## The task
Among the lines listed below, count those that include the string "lower", and state only the count.

## Provided data
--------------------------------------------------

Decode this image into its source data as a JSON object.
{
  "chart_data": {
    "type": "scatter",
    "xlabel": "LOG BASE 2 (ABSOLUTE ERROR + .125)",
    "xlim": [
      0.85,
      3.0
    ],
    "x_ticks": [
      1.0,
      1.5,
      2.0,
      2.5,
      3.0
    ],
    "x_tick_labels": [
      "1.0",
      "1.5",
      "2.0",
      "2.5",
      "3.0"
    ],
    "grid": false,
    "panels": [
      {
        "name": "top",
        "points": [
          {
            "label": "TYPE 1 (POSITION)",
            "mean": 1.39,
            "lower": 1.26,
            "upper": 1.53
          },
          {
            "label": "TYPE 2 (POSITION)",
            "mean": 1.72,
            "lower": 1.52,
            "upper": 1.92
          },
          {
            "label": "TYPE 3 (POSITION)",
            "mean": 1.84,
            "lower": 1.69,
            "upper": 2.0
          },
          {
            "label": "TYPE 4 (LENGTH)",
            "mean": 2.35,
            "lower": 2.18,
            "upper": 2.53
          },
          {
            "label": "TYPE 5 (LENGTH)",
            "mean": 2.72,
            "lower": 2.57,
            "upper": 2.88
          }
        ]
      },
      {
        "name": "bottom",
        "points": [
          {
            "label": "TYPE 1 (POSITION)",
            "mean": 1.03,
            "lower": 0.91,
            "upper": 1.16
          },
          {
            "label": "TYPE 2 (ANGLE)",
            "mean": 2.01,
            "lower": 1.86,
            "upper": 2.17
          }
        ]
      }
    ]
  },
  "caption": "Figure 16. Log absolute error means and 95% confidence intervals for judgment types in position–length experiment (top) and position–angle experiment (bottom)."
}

--------------------------------------------------

## Complete response
7